**Directive**
Reproduce the full listing below unchanged, apart from the pictures.

**Provided entries**
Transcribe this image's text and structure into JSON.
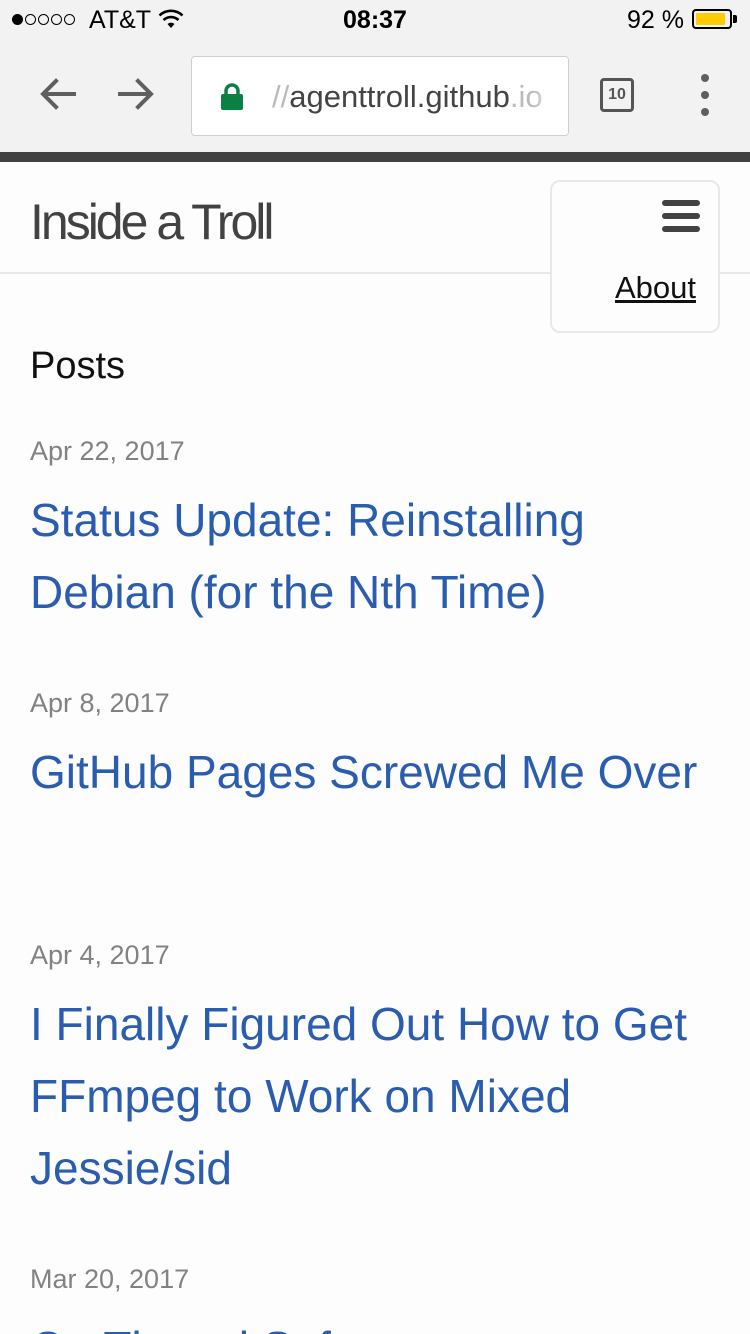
{
  "status_bar": {
    "carrier": "AT&T",
    "time": "08:37",
    "battery_percent": "92 %",
    "battery_level": 0.92,
    "signal_bars": 1,
    "signal_max": 5
  },
  "browser": {
    "url_prefix": "//",
    "url_host": "agenttroll.github",
    "url_suffix": ".io",
    "tab_count": "10",
    "secure": true
  },
  "site": {
    "title": "Inside a Troll",
    "menu": {
      "about_label": "About"
    }
  },
  "posts": {
    "heading": "Posts",
    "items": [
      {
        "date": "Apr 22, 2017",
        "title": "Status Update: Reinstalling Debian (for the Nth Time)"
      },
      {
        "date": "Apr 8, 2017",
        "title": "GitHub Pages Screwed Me Over"
      },
      {
        "date": "Apr 4, 2017",
        "title": "I Finally Figured Out How to Get FFmpeg to Work on Mixed Jessie/sid"
      },
      {
        "date": "Mar 20, 2017",
        "title": "On Thread Safety"
      }
    ]
  },
  "colors": {
    "link": "#2a5db0",
    "date": "#828282",
    "lock": "#0b8043",
    "battery": "#ffcc00",
    "divider": "#424242"
  }
}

**Response to the exercise**
Transcribe this image's text and structure into JSON.
{
  "status_bar": {
    "carrier": "AT&T",
    "time": "08:37",
    "battery_percent": "92 %",
    "battery_level": 0.92,
    "signal_bars": 1,
    "signal_max": 5
  },
  "browser": {
    "url_prefix": "//",
    "url_host": "agenttroll.github",
    "url_suffix": ".io",
    "tab_count": "10",
    "secure": true
  },
  "site": {
    "title": "Inside a Troll",
    "menu": {
      "about_label": "About"
    }
  },
  "posts": {
    "heading": "Posts",
    "items": [
      {
        "date": "Apr 22, 2017",
        "title": "Status Update: Reinstalling Debian (for the Nth Time)"
      },
      {
        "date": "Apr 8, 2017",
        "title": "GitHub Pages Screwed Me Over"
      },
      {
        "date": "Apr 4, 2017",
        "title": "I Finally Figured Out How to Get FFmpeg to Work on Mixed Jessie/sid"
      },
      {
        "date": "Mar 20, 2017",
        "title": "On Thread Safety"
      }
    ]
  },
  "colors": {
    "link": "#2a5db0",
    "date": "#828282",
    "lock": "#0b8043",
    "battery": "#ffcc00",
    "divider": "#424242"
  }
}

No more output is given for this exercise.